#### Given problem:
Write the material out again in full, word for word. Do not include the pictures.

#### Records for this exercise:
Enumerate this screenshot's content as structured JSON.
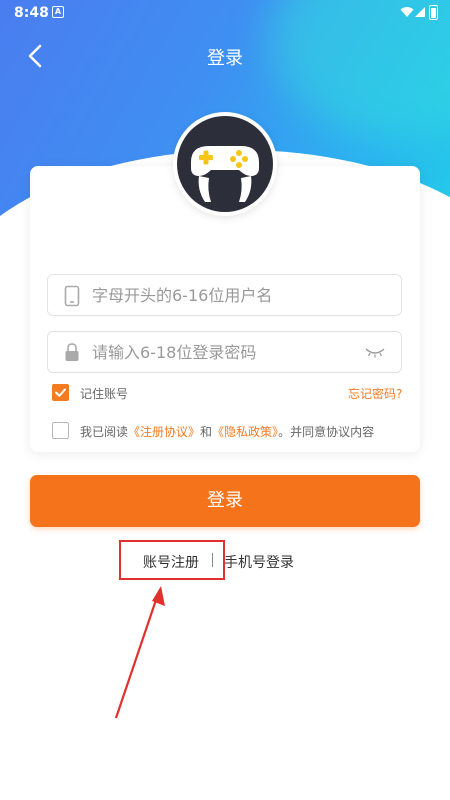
{
  "status_bar": {
    "time": "8:48",
    "notification_letter": "A"
  },
  "header": {
    "title": "登录"
  },
  "form": {
    "username_placeholder": "字母开头的6-16位用户名",
    "password_placeholder": "请输入6-18位登录密码",
    "remember_label": "记住账号",
    "remember_checked": true,
    "forgot_label": "忘记密码?",
    "agreement_prefix": "我已阅读",
    "agreement_terms": "《注册协议》",
    "agreement_and": "和",
    "agreement_privacy": "《隐私政策》",
    "agreement_suffix": "。并同意协议内容",
    "agreement_checked": false
  },
  "actions": {
    "login_button": "登录",
    "register_link": "账号注册",
    "phone_login_link": "手机号登录"
  },
  "colors": {
    "accent": "#f4731b",
    "gradient_start": "#4a7df0",
    "gradient_end": "#21d6e6",
    "annotation": "#e0312c"
  }
}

#### Solution to this task:
Enumerate this screenshot's content as structured JSON.
{
  "status_bar": {
    "time": "8:48",
    "notification_letter": "A"
  },
  "header": {
    "title": "登录"
  },
  "form": {
    "username_placeholder": "字母开头的6-16位用户名",
    "password_placeholder": "请输入6-18位登录密码",
    "remember_label": "记住账号",
    "remember_checked": true,
    "forgot_label": "忘记密码?",
    "agreement_prefix": "我已阅读",
    "agreement_terms": "《注册协议》",
    "agreement_and": "和",
    "agreement_privacy": "《隐私政策》",
    "agreement_suffix": "。并同意协议内容",
    "agreement_checked": false
  },
  "actions": {
    "login_button": "登录",
    "register_link": "账号注册",
    "phone_login_link": "手机号登录"
  },
  "colors": {
    "accent": "#f4731b",
    "gradient_start": "#4a7df0",
    "gradient_end": "#21d6e6",
    "annotation": "#e0312c"
  }
}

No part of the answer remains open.